▶ _Extracted data_:
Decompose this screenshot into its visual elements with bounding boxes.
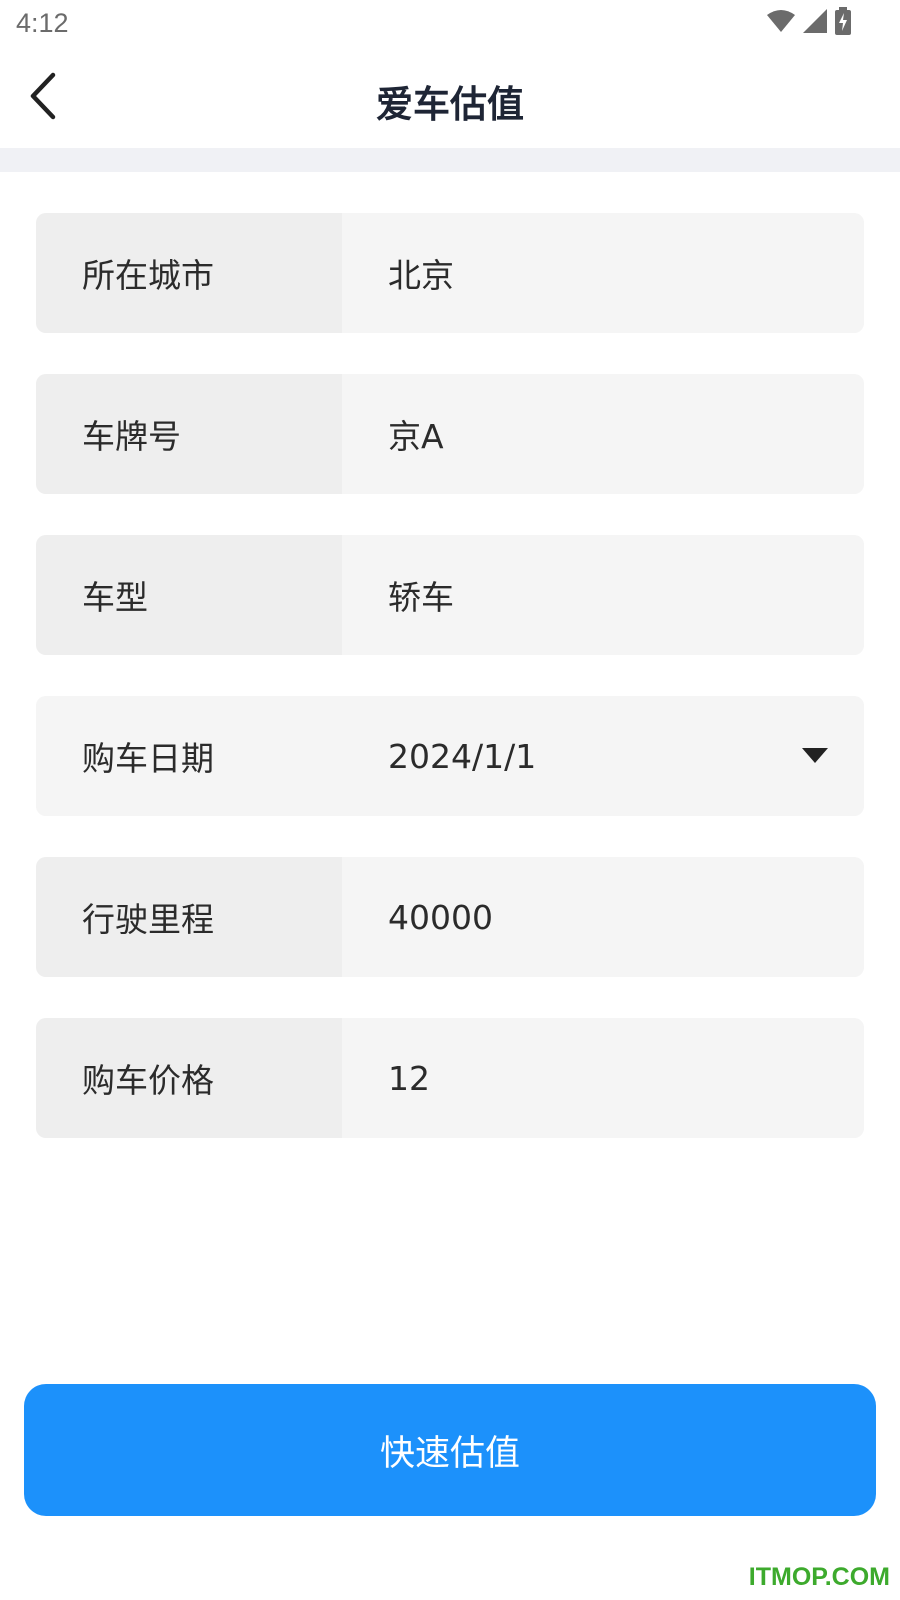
car-valuation-screen: 4:12 爱车估值 所在城市 北京 车牌号 京A 车型 轿车 购车日期 2024… [0, 0, 900, 1600]
quick-valuation-label: 快速估值 [379, 1433, 520, 1474]
page-title: 爱车估值 [376, 83, 524, 126]
car-type-field[interactable]: 轿车 [342, 535, 864, 655]
valuation-form: 所在城市 北京 车牌号 京A 车型 轿车 购车日期 2024/1/1 行驶里程 … [36, 213, 864, 1179]
purchase-price-value: 12 [388, 1058, 430, 1098]
form-label-cell: 车牌号 [36, 374, 342, 494]
status-bar: 4:12 [0, 0, 900, 50]
form-label-cell: 行驶里程 [36, 857, 342, 977]
purchase-date-value: 2024/1/1 [388, 736, 537, 776]
status-icons [766, 7, 852, 39]
car-type-value: 轿车 [388, 578, 454, 617]
city-value: 北京 [388, 256, 454, 295]
battery-charging-icon [834, 7, 852, 39]
mileage-field[interactable]: 40000 [342, 857, 864, 977]
purchase-price-field[interactable]: 12 [342, 1018, 864, 1138]
quick-valuation-button[interactable]: 快速估值 [24, 1384, 876, 1516]
form-row-plate-number[interactable]: 车牌号 京A [36, 374, 864, 494]
purchase-date-label: 购车日期 [82, 739, 214, 778]
plate-number-field[interactable]: 京A [342, 374, 864, 494]
form-row-city[interactable]: 所在城市 北京 [36, 213, 864, 333]
form-label-cell: 购车价格 [36, 1018, 342, 1138]
form-row-mileage[interactable]: 行驶里程 40000 [36, 857, 864, 977]
plate-number-value: 京A [388, 417, 444, 456]
form-label-cell: 购车日期 [36, 696, 342, 816]
plate-number-label: 车牌号 [82, 417, 181, 456]
purchase-date-select[interactable]: 2024/1/1 [342, 696, 864, 816]
app-header: 爱车估值 [0, 50, 900, 148]
form-label-cell: 所在城市 [36, 213, 342, 333]
header-divider [0, 148, 900, 172]
city-label: 所在城市 [82, 256, 214, 295]
mileage-label: 行驶里程 [82, 900, 214, 939]
form-row-car-type[interactable]: 车型 轿车 [36, 535, 864, 655]
form-label-cell: 车型 [36, 535, 342, 655]
form-row-purchase-date[interactable]: 购车日期 2024/1/1 [36, 696, 864, 816]
status-time: 4:12 [16, 8, 69, 38]
purchase-price-label: 购车价格 [82, 1061, 214, 1100]
wifi-icon [766, 8, 796, 38]
form-row-purchase-price[interactable]: 购车价格 12 [36, 1018, 864, 1138]
cellular-signal-icon [802, 8, 828, 38]
watermark-logo: ITMOP.COM [748, 1563, 890, 1591]
city-field[interactable]: 北京 [342, 213, 864, 333]
mileage-value: 40000 [388, 897, 493, 937]
car-type-label: 车型 [82, 578, 148, 617]
caret-down-icon[interactable] [802, 748, 828, 763]
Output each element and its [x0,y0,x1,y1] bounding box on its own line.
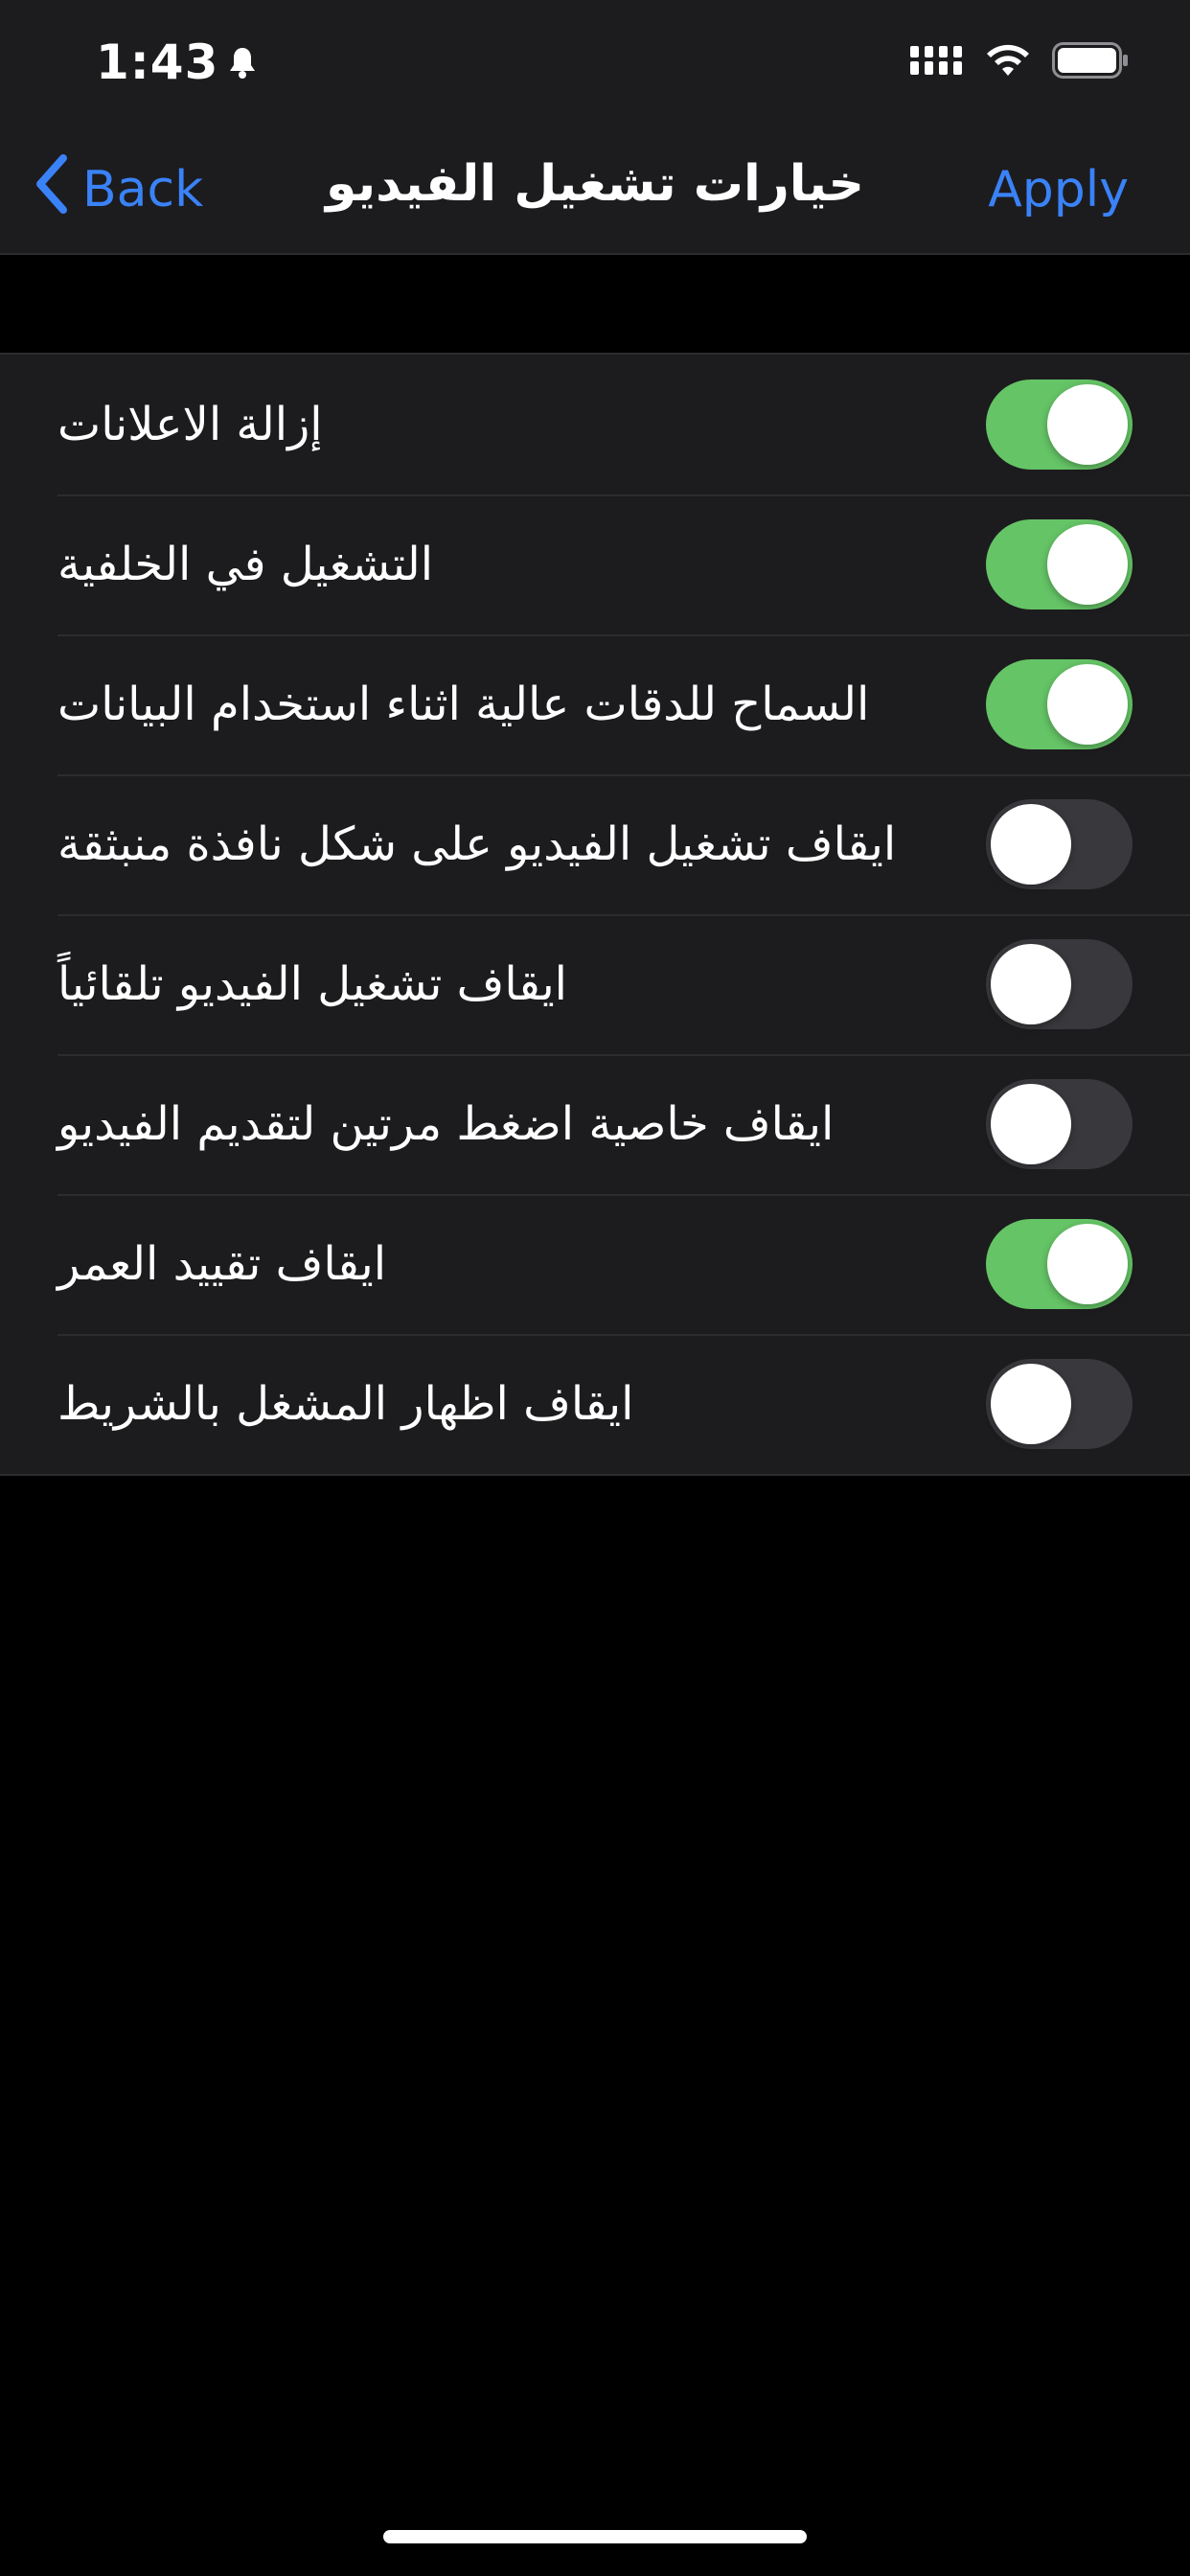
disable-autoplay-toggle[interactable] [986,939,1133,1029]
battery-icon [1052,42,1129,82]
setting-row-disable-autoplay: ايقاف تشغيل الفيديو تلقائياً [0,914,1190,1054]
status-time-group: 1:43 [96,34,257,90]
settings-list: إزالة الاعلانات التشغيل في الخلفية السما… [0,353,1190,1476]
setting-label: التشغيل في الخلفية [57,538,434,591]
setting-label: ايقاف تشغيل الفيديو على شكل نافذة منبثقة [57,817,897,871]
setting-row-disable-double-tap-seek: ايقاف خاصية اضغط مرتين لتقديم الفيديو [0,1054,1190,1194]
disable-age-restriction-toggle[interactable] [986,1219,1133,1309]
setting-row-high-quality-on-data: السماح للدقات عالية اثناء استخدام البيان… [0,634,1190,774]
status-icons [910,42,1129,82]
toggle-knob [1047,1224,1128,1304]
status-bar: 1:43 [0,0,1190,126]
toggle-knob [991,804,1071,885]
apply-button[interactable]: Apply [988,159,1129,220]
cellular-signal-icon [910,44,964,80]
disable-double-tap-seek-toggle[interactable] [986,1079,1133,1169]
setting-row-hide-player-in-bar: ايقاف اظهار المشغل بالشريط [0,1334,1190,1474]
toggle-knob [991,1364,1071,1444]
high-quality-on-data-toggle[interactable] [986,659,1133,749]
background-play-toggle[interactable] [986,519,1133,610]
toggle-knob [1047,664,1128,745]
setting-label: إزالة الاعلانات [57,398,323,451]
setting-row-remove-ads: إزالة الاعلانات [0,355,1190,494]
hide-player-in-bar-toggle[interactable] [986,1359,1133,1449]
wifi-icon [985,43,1031,81]
home-indicator[interactable] [383,2530,807,2543]
setting-row-disable-age-restriction: ايقاف تقييد العمر [0,1194,1190,1334]
disable-pip-toggle[interactable] [986,799,1133,889]
setting-label: ايقاف اظهار المشغل بالشريط [57,1377,634,1431]
toggle-knob [991,1084,1071,1164]
setting-label: ايقاف تشغيل الفيديو تلقائياً [57,957,568,1011]
navigation-bar: Back خيارات تشغيل الفيديو Apply [0,126,1190,255]
remove-ads-toggle[interactable] [986,380,1133,470]
toggle-knob [1047,384,1128,465]
toggle-knob [1047,524,1128,605]
status-time: 1:43 [96,34,219,90]
toggle-knob [991,944,1071,1024]
setting-row-disable-pip: ايقاف تشغيل الفيديو على شكل نافذة منبثقة [0,774,1190,914]
setting-label: ايقاف خاصية اضغط مرتين لتقديم الفيديو [57,1097,835,1151]
setting-label: السماح للدقات عالية اثناء استخدام البيان… [57,678,870,731]
setting-row-background-play: التشغيل في الخلفية [0,494,1190,634]
bell-icon [228,34,257,90]
setting-label: ايقاف تقييد العمر [57,1237,387,1291]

▶ _Problem to solve_: Put the lines from the one containing "car-valuation-screen: 4:12 爱车估值" to the one containing "purchase-price-field[interactable]: 12 [342, 1018, 864, 1138]", both included, into a Markdown table with the columns Row and Line. Give each line a row number and leave out any blank lines.

▶ _Output of the exercise_:
| Row | Line |
|---|---|
| 1 | car-valuation-screen: 4:12 爱车估值 所在城市 北京 车牌号 京A 车型 轿车 购车日期 2024… [0, 0, 900, 1600] |
| 2 | quick-valuation-label: 快速估值 [379, 1433, 520, 1474] |
| 3 | page-title: 爱车估值 [376, 83, 524, 126] |
| 4 | car-type-field[interactable]: 轿车 [342, 535, 864, 655] |
| 5 | valuation-form: 所在城市 北京 车牌号 京A 车型 轿车 购车日期 2024/1/1 行驶里程 … [36, 213, 864, 1179] |
| 6 | purchase-price-value: 12 [388, 1058, 430, 1098] |
| 7 | form-label-cell: 车牌号 [36, 374, 342, 494] |
| 8 | status-bar: 4:12 [0, 0, 900, 50] |
| 9 | form-label-cell: 行驶里程 [36, 857, 342, 977] |
| 10 | purchase-date-value: 2024/1/1 [388, 736, 537, 776] |
| 11 | status-icons [766, 7, 852, 39] |
| 12 | car-type-value: 轿车 [388, 578, 454, 617] |
| 13 | city-value: 北京 [388, 256, 454, 295] |
| 14 | battery-charging-icon [834, 7, 852, 39] |
| 15 | mileage-field[interactable]: 40000 [342, 857, 864, 977] |
| 16 | purchase-price-field[interactable]: 12 [342, 1018, 864, 1138] |